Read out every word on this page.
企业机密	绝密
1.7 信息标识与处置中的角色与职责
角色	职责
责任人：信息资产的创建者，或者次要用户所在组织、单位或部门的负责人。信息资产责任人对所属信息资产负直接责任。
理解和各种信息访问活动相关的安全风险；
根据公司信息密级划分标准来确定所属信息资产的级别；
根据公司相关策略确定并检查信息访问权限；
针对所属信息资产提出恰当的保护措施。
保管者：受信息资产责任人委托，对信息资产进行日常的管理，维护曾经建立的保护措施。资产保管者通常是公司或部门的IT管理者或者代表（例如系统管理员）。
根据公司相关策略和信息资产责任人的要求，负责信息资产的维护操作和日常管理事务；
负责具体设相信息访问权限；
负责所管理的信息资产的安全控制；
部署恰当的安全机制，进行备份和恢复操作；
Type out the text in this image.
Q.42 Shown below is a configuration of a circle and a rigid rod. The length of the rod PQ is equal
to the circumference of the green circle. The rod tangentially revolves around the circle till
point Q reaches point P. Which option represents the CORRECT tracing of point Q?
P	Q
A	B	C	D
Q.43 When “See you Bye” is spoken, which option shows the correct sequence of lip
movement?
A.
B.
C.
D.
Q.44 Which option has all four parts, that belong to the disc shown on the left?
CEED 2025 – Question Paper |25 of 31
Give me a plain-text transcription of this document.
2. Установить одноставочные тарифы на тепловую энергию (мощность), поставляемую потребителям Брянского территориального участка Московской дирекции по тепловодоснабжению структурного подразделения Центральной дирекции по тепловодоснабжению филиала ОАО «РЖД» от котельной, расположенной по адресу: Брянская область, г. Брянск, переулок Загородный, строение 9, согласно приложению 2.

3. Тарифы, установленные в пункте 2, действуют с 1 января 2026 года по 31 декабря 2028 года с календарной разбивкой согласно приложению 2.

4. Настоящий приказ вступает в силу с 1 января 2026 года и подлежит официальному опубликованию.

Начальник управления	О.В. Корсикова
________
Output each entry precisely as given.

Read out every word on this page.
企业机密	绝密
1.7 信息标识与处置中的角色与职责
角色	职责
责任人：信息资产的创建者，或者次要用户所在组织、单位或部门的负责人。信息资产责任人对所属信息资产负直接责任。
理解和各种信息访问活动相关的安全风险；
根据公司信息密级划分标准来确定所属信息资产的级别；
根据公司相关策略确定并检查信息访问权限；
针对所属信息资产提出恰当的保护措施。
保管者：受信息资产责任人委托，对信息资产进行日常的管理，维护曾经建立的保护措施。资产保管者通常是公司或部门的IT管理者或者代表（例如系统管理员）。
根据公司相关策略和信息资产责任人的要求，负责信息资产的维护操作和日常管理事务；
负责具体设相信息访问权限；
负责所管理的信息资产的安全控制；
部署恰当的安全机制，进行备份和恢复操作；
Type out the text in this image.
Q.42 Shown below is a configuration of a circle and a rigid rod. The length of the rod PQ is equal
to the circumference of the green circle. The rod tangentially revolves around the circle till
point Q reaches point P. Which option represents the CORRECT tracing of point Q?
P	Q
A	B	C	D
Q.43 When “See you Bye” is spoken, which option shows the correct sequence of lip
movement?
A.
B.
C.
D.
Q.44 Which option has all four parts, that belong to the disc shown on the left?
CEED 2025 – Question Paper |25 of 31
Give me a plain-text transcription of this document.
2. Установить одноставочные тарифы на тепловую энергию (мощность), поставляемую потребителям Брянского территориального участка Московской дирекции по тепловодоснабжению структурного подразделения Центральной дирекции по тепловодоснабжению филиала ОАО «РЖД» от котельной, расположенной по адресу: Брянская область, г. Брянск, переулок Загородный, строение 9, согласно приложению 2.

3. Тарифы, установленные в пункте 2, действуют с 1 января 2026 года по 31 декабря 2028 года с календарной разбивкой согласно приложению 2.

4. Настоящий приказ вступает в силу с 1 января 2026 года и подлежит официальному опубликованию.

Начальник управления	О.В. Корсикова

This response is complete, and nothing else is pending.